Tasks for this exercise
1. Answer each item from the passage on the function of sleep, marking your answers (a), (b) and (c):
(a) What is the goal of learning?
(b) At a neuronal level, what does the integration of widely separated sensory stimuli correspond to?
(c) Under what condition should stimulus-dependent plasticity be permitted?
2. Please translate this sentence from the passage on the function of sleep into Spanish: "Thus, the very changes that improve the processing performance of the network can put it at risk of runaway oscillation."
3. Write the next few sentences of the passage on the function of sleep, starting after its final sentence.

We propose that the critical function of sleep is to prevent
uncontrolled neuronal feedback while allowing rapid responses and
prolonged retention of short-term memories.
The goal of learning is optimal behavior, and this sometimes requires
the integration of sensory stimuli that are widely separated in
time.
At a neuronal level, this corresponds to persistent activity in local
networks.
Unfortunately, when a network exhibits persistent activity, small
changes in the parameters or conditions can lead to runaway
oscillations.
Thus, the very changes that improve the processing performance of
the network can put it at risk of runaway oscillation.
To prevent this, stimulus-dependent plasticity should only be
permitted when there is a margin of safety around the current network
parameters.

Saved entries

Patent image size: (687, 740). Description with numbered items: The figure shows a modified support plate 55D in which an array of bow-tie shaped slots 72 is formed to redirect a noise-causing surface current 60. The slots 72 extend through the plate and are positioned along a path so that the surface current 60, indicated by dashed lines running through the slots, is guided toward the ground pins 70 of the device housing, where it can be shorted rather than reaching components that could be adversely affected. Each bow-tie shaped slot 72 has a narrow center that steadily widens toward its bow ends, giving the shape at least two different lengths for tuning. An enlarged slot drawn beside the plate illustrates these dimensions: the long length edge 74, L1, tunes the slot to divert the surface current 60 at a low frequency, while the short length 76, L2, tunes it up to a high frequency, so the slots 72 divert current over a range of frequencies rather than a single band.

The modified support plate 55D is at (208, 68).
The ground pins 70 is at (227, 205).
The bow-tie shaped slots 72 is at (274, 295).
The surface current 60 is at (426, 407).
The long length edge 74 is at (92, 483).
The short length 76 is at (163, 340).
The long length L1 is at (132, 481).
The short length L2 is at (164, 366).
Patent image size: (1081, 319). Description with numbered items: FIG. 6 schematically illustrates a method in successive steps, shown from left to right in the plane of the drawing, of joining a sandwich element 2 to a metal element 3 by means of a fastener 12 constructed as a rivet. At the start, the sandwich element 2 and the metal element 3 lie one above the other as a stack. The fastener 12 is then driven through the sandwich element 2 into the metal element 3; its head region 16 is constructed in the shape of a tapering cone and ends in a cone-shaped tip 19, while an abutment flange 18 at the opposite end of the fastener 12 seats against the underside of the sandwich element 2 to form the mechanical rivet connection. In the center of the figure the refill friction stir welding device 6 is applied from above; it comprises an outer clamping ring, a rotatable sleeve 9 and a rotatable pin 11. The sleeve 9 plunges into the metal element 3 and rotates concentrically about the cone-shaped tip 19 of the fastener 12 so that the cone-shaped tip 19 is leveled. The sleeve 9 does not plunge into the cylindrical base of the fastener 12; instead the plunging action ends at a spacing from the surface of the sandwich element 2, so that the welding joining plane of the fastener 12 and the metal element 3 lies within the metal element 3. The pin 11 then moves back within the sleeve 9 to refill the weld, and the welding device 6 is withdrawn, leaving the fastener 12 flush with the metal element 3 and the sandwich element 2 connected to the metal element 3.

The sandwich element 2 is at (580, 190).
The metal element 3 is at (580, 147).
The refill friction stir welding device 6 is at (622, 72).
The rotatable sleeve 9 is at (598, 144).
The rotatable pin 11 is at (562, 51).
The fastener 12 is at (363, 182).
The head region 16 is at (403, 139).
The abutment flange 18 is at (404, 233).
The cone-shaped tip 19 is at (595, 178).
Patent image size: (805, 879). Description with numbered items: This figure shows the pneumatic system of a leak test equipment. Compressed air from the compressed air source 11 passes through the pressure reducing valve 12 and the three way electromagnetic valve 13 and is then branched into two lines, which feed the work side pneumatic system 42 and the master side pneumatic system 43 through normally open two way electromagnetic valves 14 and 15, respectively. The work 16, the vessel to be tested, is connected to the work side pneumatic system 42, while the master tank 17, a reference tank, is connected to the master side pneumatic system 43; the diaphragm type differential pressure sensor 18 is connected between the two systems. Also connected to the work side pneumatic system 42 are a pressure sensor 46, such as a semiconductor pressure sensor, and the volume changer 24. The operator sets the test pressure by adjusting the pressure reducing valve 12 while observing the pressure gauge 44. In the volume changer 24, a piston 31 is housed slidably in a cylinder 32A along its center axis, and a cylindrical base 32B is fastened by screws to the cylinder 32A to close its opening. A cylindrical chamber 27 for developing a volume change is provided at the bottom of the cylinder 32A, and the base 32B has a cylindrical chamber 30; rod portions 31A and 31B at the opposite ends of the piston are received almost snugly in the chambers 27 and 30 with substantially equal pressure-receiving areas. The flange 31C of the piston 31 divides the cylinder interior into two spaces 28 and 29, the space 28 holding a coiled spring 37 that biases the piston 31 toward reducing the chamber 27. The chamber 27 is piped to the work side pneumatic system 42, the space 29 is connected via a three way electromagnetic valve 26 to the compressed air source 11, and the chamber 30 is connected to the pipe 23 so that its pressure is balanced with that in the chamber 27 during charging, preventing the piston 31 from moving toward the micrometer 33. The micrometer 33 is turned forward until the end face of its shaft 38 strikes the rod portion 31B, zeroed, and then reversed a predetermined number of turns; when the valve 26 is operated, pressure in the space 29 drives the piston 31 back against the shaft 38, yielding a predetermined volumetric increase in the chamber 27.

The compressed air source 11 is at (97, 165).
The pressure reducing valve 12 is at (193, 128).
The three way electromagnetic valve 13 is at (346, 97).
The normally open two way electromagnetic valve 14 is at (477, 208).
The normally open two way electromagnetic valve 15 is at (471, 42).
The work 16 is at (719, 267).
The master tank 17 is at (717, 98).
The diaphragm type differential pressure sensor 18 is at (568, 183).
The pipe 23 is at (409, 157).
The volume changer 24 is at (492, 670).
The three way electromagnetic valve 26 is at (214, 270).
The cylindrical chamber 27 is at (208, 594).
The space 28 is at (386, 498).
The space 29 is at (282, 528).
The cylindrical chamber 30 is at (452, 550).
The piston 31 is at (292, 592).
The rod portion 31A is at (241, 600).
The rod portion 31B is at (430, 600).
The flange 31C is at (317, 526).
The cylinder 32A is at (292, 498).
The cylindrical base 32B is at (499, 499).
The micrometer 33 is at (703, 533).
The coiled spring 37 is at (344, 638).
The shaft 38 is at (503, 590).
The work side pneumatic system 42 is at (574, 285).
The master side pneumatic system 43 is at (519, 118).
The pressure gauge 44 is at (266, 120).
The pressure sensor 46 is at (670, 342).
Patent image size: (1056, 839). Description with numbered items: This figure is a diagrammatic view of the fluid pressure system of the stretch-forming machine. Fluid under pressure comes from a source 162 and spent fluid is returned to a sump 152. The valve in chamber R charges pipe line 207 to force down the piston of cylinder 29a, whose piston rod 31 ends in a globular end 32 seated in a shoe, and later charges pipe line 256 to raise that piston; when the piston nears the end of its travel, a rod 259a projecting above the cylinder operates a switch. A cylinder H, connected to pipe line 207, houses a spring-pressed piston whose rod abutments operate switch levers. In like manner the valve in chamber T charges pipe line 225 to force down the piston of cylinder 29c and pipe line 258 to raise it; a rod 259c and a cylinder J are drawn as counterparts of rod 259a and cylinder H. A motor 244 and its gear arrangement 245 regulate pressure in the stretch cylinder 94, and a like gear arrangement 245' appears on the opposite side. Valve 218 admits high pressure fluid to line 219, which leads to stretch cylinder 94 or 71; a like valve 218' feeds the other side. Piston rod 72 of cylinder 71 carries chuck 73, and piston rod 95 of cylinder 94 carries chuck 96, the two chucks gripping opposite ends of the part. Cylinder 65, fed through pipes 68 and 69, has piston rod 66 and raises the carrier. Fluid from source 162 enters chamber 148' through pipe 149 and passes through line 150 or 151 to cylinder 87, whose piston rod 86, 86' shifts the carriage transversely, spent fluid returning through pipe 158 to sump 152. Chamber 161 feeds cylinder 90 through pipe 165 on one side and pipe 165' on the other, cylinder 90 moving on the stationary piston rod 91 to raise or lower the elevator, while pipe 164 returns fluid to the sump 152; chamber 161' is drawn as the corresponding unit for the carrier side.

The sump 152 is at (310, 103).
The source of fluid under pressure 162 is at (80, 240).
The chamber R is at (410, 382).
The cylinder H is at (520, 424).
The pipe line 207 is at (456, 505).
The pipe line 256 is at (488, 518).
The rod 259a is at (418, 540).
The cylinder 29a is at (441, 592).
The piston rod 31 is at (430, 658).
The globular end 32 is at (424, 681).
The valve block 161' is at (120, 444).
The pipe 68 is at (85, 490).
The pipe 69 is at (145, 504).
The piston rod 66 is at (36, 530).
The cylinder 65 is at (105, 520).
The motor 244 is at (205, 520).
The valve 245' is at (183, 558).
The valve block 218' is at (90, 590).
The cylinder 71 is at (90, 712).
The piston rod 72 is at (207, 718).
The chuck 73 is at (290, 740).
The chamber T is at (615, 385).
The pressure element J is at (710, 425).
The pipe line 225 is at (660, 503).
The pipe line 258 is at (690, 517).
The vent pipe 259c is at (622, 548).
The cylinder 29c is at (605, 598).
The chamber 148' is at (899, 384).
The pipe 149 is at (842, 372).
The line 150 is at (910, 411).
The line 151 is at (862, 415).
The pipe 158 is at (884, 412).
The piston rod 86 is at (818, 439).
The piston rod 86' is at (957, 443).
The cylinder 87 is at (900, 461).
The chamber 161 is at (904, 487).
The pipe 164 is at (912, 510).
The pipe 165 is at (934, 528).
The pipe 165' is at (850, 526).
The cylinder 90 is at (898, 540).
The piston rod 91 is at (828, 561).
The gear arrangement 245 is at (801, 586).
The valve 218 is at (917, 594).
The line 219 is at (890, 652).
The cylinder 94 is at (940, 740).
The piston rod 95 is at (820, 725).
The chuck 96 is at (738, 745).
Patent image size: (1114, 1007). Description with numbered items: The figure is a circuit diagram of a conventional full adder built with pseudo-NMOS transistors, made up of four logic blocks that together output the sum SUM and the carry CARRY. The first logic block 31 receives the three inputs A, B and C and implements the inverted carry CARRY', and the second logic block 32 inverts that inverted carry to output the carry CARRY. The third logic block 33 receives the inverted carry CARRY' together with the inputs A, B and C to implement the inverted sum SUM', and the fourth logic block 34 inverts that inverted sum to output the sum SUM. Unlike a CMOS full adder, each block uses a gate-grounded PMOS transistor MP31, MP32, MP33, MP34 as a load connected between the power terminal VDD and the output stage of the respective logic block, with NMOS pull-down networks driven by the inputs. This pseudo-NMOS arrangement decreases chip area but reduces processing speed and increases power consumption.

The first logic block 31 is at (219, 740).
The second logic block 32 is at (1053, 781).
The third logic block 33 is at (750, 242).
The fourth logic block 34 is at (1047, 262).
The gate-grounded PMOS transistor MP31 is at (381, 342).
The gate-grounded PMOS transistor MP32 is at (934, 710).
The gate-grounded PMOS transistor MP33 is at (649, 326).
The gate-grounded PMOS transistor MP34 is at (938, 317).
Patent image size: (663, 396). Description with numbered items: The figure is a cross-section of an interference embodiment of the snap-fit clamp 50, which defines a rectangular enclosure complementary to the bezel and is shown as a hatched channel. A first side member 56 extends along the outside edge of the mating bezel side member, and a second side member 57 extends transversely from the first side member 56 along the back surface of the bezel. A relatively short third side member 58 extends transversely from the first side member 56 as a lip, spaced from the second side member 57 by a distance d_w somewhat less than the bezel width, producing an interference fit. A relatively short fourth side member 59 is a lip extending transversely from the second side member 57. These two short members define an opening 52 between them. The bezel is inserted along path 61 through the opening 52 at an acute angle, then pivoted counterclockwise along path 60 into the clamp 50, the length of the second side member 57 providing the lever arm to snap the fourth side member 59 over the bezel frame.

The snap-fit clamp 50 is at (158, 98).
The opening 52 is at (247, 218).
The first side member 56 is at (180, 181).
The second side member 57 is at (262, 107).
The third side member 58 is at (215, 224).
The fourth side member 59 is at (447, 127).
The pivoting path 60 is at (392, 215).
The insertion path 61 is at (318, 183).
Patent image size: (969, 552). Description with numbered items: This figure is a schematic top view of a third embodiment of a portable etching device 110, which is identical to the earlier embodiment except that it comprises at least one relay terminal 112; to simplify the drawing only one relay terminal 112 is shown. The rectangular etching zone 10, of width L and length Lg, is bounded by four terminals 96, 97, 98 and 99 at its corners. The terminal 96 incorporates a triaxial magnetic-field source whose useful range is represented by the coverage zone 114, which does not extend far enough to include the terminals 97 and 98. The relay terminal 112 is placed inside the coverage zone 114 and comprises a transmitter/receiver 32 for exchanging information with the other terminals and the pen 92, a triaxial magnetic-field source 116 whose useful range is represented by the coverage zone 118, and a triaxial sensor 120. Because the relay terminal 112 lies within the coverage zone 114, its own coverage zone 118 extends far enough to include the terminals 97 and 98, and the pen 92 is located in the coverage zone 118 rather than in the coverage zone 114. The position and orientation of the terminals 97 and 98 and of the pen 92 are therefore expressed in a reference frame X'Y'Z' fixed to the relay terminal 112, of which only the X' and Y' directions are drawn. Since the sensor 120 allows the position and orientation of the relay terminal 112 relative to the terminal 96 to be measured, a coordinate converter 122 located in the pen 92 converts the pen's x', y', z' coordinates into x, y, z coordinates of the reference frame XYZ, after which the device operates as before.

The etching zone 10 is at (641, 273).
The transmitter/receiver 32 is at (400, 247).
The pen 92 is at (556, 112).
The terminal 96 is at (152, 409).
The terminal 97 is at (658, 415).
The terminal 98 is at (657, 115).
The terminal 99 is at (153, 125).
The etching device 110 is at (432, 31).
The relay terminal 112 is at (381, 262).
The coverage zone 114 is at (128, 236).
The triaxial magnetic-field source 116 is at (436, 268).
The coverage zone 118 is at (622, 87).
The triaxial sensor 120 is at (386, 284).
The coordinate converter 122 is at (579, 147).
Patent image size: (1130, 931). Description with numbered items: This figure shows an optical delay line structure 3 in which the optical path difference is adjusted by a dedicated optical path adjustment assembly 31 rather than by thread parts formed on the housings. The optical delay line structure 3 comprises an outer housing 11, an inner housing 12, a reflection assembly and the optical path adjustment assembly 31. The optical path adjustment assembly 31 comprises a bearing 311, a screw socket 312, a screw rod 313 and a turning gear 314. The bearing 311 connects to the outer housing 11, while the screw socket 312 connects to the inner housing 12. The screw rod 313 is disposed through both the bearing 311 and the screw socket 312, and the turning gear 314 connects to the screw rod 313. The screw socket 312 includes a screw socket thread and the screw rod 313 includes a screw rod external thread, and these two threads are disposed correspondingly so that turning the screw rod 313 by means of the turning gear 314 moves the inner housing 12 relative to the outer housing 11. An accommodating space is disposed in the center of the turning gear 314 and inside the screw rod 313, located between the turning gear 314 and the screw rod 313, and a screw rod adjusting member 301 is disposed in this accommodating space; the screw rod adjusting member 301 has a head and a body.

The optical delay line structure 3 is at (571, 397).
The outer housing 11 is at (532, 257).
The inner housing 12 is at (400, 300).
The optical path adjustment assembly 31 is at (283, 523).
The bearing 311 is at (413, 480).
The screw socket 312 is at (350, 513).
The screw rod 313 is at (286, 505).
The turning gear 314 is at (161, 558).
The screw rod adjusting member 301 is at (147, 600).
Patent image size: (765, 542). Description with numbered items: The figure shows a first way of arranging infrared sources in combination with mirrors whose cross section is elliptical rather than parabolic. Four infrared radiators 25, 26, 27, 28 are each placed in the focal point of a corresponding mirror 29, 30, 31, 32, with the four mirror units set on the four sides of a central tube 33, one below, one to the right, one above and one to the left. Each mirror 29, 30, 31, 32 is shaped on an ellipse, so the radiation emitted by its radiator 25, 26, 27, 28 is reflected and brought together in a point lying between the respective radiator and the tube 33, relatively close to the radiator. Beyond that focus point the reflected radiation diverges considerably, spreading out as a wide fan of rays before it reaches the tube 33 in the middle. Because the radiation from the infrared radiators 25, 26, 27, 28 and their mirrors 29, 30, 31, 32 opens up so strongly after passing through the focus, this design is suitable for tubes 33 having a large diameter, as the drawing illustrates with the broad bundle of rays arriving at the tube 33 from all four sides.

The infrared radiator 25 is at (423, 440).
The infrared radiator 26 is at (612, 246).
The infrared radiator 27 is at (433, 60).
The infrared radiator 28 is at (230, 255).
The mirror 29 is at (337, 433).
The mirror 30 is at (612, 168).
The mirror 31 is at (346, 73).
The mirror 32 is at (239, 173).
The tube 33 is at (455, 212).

Per-task answers
1.
(a) Optimal behavior.
(b) Persistent activity in local networks.
(c) Only when there is a margin of safety around the current network parameters.

2. Así, los mismos cambios que mejoran el rendimiento de procesamiento de la red pueden ponerla en riesgo de una oscilación descontrolada.

3.
We propose that a critical role of sleep is to establish a margin of
safety by exposing the network to a variety of conditions and inputs,
observing for erratic behavior, and -adjusting the parameters
accordingly.
During wakefulness this margin of safety is gradually consumed,
ultimately requiring refreshment by another period of sleep.
When sleep is not possible, an emergency mechanism comes into play to
prevent runaway oscillations;
this is done at the expense of processing efficiency, and constitutes
tiredness.
We contend that this theory matches the phenomenology of sleep and
tiredness.
It also makes a number of novel testable predictions.